_What is needed_. Below are the records; collect from them each line containing the string "Papillary".

_Figure content listings_.

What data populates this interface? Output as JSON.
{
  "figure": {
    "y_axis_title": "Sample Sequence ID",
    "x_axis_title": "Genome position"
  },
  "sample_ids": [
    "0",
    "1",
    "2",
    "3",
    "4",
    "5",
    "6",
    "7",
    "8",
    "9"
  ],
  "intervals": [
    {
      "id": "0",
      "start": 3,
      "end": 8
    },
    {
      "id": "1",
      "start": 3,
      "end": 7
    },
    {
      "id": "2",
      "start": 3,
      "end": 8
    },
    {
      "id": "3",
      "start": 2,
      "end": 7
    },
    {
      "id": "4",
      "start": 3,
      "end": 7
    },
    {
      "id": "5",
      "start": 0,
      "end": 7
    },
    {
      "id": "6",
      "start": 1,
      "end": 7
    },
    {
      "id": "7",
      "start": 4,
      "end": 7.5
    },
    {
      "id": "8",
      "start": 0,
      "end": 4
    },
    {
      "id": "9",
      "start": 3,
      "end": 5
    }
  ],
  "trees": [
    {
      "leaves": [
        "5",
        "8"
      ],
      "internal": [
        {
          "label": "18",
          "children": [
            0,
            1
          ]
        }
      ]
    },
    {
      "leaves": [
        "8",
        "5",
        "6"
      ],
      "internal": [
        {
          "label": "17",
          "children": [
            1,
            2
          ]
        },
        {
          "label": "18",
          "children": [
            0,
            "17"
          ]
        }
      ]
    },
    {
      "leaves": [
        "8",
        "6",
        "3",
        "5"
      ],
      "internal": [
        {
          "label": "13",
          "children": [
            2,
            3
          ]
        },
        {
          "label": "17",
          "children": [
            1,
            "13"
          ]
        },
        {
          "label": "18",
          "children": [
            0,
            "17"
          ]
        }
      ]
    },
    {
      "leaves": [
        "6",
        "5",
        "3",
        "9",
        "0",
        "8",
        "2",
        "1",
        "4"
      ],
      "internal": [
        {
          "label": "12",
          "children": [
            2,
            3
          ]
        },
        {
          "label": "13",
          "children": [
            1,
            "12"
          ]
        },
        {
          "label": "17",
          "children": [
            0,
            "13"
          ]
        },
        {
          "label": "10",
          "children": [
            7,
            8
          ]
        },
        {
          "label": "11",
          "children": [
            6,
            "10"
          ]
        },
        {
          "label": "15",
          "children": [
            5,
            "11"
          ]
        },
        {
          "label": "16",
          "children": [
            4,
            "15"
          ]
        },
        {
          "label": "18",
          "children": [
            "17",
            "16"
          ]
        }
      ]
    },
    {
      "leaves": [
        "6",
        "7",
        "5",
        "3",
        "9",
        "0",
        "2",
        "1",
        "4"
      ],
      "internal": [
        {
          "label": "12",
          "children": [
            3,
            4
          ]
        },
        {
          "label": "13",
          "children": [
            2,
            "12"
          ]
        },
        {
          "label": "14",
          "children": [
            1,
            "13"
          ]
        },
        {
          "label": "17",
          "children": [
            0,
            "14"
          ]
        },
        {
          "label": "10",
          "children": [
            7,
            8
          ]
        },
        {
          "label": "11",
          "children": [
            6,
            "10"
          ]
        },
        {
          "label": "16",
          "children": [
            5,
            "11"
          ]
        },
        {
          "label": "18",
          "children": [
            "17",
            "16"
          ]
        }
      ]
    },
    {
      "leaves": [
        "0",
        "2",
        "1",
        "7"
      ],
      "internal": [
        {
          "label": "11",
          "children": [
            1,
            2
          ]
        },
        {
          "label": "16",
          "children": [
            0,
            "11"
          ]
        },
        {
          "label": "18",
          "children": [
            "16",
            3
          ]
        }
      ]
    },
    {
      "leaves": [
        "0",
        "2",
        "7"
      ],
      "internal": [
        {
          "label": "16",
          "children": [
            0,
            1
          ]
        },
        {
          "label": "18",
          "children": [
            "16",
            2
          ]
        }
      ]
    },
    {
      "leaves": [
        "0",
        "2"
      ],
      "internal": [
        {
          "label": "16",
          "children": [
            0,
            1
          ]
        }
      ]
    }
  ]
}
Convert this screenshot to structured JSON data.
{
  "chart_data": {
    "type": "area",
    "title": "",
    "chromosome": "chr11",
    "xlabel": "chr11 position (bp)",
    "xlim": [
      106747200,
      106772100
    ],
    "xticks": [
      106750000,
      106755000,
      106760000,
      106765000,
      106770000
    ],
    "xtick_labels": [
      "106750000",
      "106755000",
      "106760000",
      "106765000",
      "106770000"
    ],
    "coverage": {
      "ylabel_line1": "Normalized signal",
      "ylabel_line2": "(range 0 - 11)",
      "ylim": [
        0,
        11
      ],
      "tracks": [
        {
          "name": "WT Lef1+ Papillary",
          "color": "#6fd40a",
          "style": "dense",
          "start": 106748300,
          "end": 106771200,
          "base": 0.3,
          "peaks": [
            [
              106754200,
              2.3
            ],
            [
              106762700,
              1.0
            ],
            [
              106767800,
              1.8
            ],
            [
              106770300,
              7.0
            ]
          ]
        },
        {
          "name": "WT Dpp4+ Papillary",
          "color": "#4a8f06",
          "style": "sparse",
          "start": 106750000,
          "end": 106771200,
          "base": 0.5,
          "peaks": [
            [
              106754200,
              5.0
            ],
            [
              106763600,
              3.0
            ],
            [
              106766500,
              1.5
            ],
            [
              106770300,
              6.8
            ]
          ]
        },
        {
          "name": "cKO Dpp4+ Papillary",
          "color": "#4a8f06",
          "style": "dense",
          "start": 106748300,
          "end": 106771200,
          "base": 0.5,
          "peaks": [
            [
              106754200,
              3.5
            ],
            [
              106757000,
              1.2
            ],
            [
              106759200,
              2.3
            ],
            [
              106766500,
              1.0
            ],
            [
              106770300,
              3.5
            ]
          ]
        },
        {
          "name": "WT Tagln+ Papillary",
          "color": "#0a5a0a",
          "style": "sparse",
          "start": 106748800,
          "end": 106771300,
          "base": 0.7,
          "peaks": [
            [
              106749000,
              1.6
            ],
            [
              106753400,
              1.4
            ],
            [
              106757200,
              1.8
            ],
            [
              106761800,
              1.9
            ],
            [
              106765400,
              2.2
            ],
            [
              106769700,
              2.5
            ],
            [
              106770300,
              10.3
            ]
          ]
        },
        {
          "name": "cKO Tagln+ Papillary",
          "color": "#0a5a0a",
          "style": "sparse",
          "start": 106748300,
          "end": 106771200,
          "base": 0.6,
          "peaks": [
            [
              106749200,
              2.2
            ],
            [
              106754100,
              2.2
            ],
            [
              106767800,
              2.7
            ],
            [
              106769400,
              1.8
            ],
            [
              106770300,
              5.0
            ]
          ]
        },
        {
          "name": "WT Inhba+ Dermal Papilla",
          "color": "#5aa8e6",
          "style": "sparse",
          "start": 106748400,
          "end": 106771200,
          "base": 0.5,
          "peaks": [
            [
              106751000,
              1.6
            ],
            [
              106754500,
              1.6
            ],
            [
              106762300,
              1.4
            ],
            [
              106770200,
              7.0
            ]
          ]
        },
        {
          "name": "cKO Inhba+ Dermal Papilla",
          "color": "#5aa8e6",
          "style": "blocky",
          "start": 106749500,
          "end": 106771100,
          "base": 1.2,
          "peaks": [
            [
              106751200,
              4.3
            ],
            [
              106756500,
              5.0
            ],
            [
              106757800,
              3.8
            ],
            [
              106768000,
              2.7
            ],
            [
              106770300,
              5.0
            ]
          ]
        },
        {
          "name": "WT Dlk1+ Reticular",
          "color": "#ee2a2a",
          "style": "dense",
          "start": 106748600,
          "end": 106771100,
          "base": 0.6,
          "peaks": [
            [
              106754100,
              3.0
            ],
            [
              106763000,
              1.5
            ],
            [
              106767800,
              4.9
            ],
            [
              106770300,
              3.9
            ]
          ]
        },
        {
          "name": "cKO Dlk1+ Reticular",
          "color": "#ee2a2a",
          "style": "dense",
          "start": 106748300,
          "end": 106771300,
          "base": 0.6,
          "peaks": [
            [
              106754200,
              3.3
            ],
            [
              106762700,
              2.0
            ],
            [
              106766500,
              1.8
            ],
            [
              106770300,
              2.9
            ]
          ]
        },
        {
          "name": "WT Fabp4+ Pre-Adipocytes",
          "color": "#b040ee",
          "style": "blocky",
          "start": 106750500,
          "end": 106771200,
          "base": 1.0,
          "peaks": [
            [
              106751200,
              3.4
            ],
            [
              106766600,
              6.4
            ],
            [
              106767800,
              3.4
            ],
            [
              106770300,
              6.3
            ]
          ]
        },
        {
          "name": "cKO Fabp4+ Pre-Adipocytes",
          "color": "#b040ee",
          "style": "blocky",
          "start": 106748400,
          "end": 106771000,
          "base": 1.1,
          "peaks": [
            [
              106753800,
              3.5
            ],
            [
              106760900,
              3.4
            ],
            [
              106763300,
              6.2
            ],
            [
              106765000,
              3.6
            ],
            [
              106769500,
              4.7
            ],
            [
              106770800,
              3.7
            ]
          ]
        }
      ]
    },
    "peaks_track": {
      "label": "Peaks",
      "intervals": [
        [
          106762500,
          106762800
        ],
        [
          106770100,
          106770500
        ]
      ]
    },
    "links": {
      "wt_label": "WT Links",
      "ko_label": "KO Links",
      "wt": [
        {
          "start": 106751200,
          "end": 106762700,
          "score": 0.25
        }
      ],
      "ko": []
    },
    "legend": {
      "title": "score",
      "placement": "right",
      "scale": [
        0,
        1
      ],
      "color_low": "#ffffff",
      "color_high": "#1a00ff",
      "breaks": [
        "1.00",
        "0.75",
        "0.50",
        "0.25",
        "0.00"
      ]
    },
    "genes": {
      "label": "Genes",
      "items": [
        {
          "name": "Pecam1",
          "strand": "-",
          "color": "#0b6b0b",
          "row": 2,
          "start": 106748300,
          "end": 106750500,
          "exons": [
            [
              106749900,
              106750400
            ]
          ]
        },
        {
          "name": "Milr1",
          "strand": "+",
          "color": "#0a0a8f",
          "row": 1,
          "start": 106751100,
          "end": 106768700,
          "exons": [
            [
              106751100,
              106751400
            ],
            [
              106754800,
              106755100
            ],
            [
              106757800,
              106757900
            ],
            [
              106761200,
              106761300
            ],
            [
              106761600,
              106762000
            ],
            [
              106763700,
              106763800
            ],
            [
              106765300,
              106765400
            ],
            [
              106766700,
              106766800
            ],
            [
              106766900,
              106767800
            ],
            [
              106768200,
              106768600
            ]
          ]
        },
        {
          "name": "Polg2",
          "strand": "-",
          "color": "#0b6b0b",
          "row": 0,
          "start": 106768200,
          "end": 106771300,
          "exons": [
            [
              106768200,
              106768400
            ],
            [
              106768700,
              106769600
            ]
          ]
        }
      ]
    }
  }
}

_Reply_.
          "name": "WT Lef1+ Papillary",
          "name": "WT Dpp4+ Papillary",
          "name": "cKO Dpp4+ Papillary",
          "name": "WT Tagln+ Papillary",
          "name": "cKO Tagln+ Papillary",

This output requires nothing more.